▸ **SET PROBLEM**: In the records below, find each line with the word "permissions" and copy it.

▸ **MATERIAL PROVIDED**:
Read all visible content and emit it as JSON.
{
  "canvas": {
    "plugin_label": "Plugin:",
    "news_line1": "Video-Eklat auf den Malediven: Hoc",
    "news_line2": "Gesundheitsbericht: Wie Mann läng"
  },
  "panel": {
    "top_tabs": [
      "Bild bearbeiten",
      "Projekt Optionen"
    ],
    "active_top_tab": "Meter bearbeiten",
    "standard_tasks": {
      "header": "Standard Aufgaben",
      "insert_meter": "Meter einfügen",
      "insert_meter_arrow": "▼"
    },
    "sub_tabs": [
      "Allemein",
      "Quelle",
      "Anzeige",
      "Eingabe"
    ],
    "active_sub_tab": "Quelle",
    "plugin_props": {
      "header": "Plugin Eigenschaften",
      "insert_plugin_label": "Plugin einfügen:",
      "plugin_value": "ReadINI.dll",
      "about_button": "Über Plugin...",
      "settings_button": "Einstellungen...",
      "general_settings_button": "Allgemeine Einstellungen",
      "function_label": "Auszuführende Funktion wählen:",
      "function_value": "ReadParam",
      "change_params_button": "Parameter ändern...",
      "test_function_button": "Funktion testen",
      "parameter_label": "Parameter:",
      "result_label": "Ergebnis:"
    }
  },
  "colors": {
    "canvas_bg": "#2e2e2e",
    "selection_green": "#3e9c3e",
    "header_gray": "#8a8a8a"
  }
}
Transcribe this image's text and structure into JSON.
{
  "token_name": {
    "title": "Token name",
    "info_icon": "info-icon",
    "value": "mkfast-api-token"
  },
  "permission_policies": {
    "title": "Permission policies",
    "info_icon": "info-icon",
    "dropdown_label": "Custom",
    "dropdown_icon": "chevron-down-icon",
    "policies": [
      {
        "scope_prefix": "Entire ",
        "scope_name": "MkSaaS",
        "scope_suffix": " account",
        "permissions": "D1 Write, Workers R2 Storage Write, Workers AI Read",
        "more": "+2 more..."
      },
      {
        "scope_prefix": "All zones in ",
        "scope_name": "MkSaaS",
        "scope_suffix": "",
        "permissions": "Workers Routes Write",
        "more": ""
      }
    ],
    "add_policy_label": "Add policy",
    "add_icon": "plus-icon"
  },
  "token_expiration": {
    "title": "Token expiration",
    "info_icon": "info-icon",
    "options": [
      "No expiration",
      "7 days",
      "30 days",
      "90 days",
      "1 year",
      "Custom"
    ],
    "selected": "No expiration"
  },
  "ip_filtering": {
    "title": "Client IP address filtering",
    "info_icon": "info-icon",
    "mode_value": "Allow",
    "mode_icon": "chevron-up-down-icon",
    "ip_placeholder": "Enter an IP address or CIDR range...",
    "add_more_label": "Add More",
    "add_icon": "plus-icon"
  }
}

▸ **TASK ANSWER**:
        "permissions": "D1 Write, Workers R2 Storage Write, Workers AI Read",
        "permissions": "Workers Routes Write",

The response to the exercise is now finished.